EXERCISE:
Sift the material for lines containing "チューリップ型名札", and return them.

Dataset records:
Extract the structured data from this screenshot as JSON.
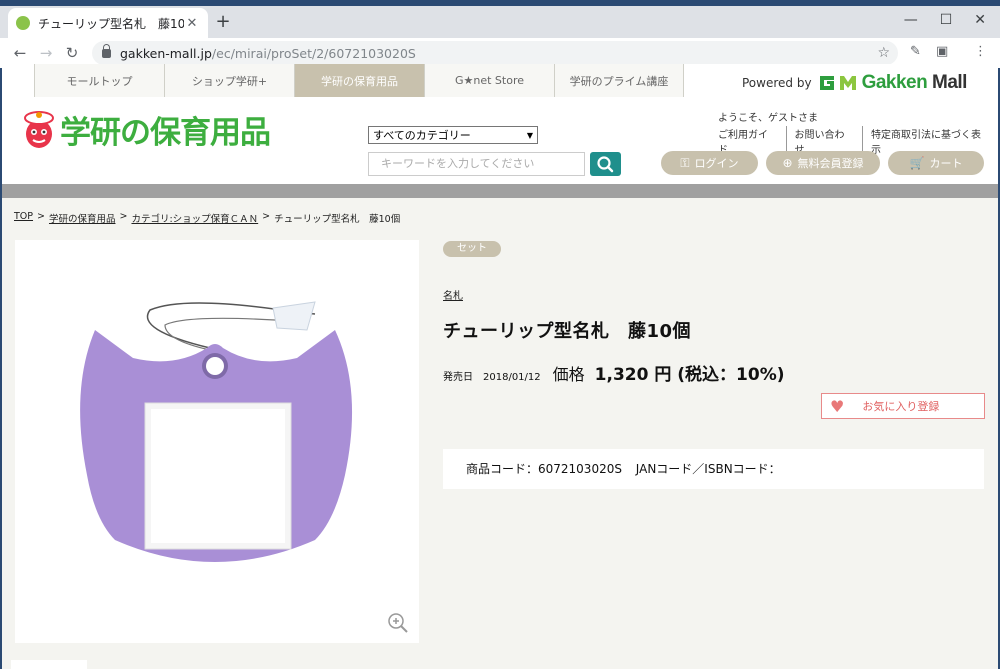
{
  "browser": {
    "tab_title": "チューリップ型名札　藤10個",
    "tab_close": "✕",
    "new_tab": "+",
    "url_host": "gakken-mall.jp",
    "url_path": "/ec/mirai/proSet/2/6072103020S",
    "controls": {
      "minimize": "—",
      "maximize": "☐",
      "close": "✕"
    }
  },
  "topnav": {
    "tabs": [
      "モールトップ",
      "ショップ学研+",
      "学研の保育用品",
      "G★net Store",
      "学研のプライム講座"
    ],
    "active_index": 2,
    "powered_by": "Powered by",
    "brand_gakken": "Gakken",
    "brand_mall": "Mall"
  },
  "header": {
    "logo_text": "学研の保育用品",
    "category_select": "すべてのカテゴリー",
    "search_placeholder": "キーワードを入力してください",
    "greeting": "ようこそ、ゲストさま",
    "util_links": [
      "ご利用ガイド",
      "お問い合わせ",
      "特定商取引法に基づく表示"
    ],
    "login": "ログイン",
    "register": "無料会員登録",
    "cart": "カート"
  },
  "breadcrumb": {
    "top": "TOP",
    "shop": "学研の保育用品",
    "category": "カテゴリ:ショップ保育ＣＡＮ",
    "current": "チューリップ型名札　藤10個",
    "sep": ">"
  },
  "product": {
    "badge": "セット",
    "category": "名札",
    "title": "チューリップ型名札　藤10個",
    "release_label": "発売日",
    "release_date": "2018/01/12",
    "price_label": "価格",
    "price": "1,320 円 (税込：10%)",
    "favorite": "お気に入り登録",
    "code_label": "商品コード：6072103020S",
    "jan_label": "JANコード／ISBNコード：",
    "image_color": "#a98fd6"
  },
  "colors": {
    "accent_beige": "#c8c1ad",
    "search_teal": "#1f8f8c",
    "logo_green": "#3dae3f"
  }
}
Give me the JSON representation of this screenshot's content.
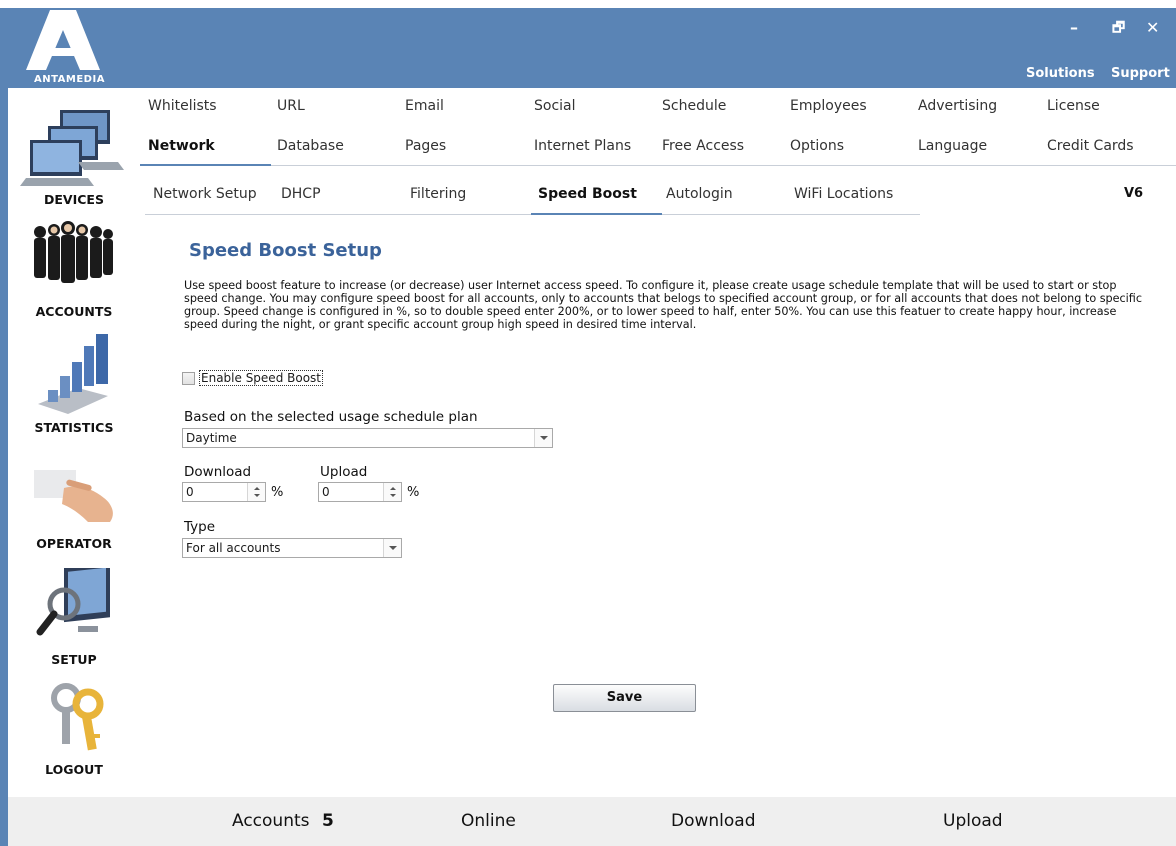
{
  "brand": {
    "logo_text": "ANTAMEDIA"
  },
  "window": {
    "minimize": "–",
    "restore": "🗗",
    "close": "✕"
  },
  "top_links": {
    "solutions": "Solutions",
    "support": "Support"
  },
  "sidebar": {
    "items": [
      {
        "label": "DEVICES",
        "icon": "devices-icon"
      },
      {
        "label": "ACCOUNTS",
        "icon": "accounts-icon"
      },
      {
        "label": "STATISTICS",
        "icon": "statistics-icon"
      },
      {
        "label": "OPERATOR",
        "icon": "operator-icon"
      },
      {
        "label": "SETUP",
        "icon": "setup-icon"
      },
      {
        "label": "LOGOUT",
        "icon": "logout-icon"
      }
    ]
  },
  "nav": {
    "row1": [
      "Whitelists",
      "URL",
      "Email",
      "Social",
      "Schedule",
      "Employees",
      "Advertising",
      "License"
    ],
    "row2": [
      "Network",
      "Database",
      "Pages",
      "Internet Plans",
      "Free Access",
      "Options",
      "Language",
      "Credit Cards"
    ],
    "row2_active": "Network",
    "subtabs": [
      "Network Setup",
      "DHCP",
      "Filtering",
      "Speed Boost",
      "Autologin",
      "WiFi Locations"
    ],
    "subtab_active": "Speed Boost",
    "version": "V6"
  },
  "content": {
    "title": "Speed Boost Setup",
    "description": "Use speed boost feature to increase (or decrease) user Internet access speed. To configure it, please create usage schedule template that will be used to start or stop speed change. You may configure speed boost for all accounts, only to accounts that belogs to specified account group, or for all accounts that does not belong to specific group. Speed change is configured in %, so to double speed enter 200%, or to lower speed to half, enter 50%. You can use this featuer to create happy hour, increase speed during the night, or grant specific account group high speed in desired time interval.",
    "enable_label": "Enable Speed Boost",
    "enable_checked": false,
    "schedule_label": "Based on the selected usage schedule plan",
    "schedule_value": "Daytime",
    "download_label": "Download",
    "download_value": "0",
    "upload_label": "Upload",
    "upload_value": "0",
    "percent_sign": "%",
    "type_label": "Type",
    "type_value": "For all accounts",
    "save_label": "Save"
  },
  "footer": {
    "accounts_label": "Accounts",
    "accounts_count": "5",
    "online_label": "Online",
    "download_label": "Download",
    "upload_label": "Upload"
  },
  "colors": {
    "accent": "#5a84b5",
    "title": "#3b639a"
  }
}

RESPONSE TO THE TASK:
    "tab_title": "チューリップ型名札　藤10個",
    "current": "チューリップ型名札　藤10個",
    "title": "チューリップ型名札　藤10個",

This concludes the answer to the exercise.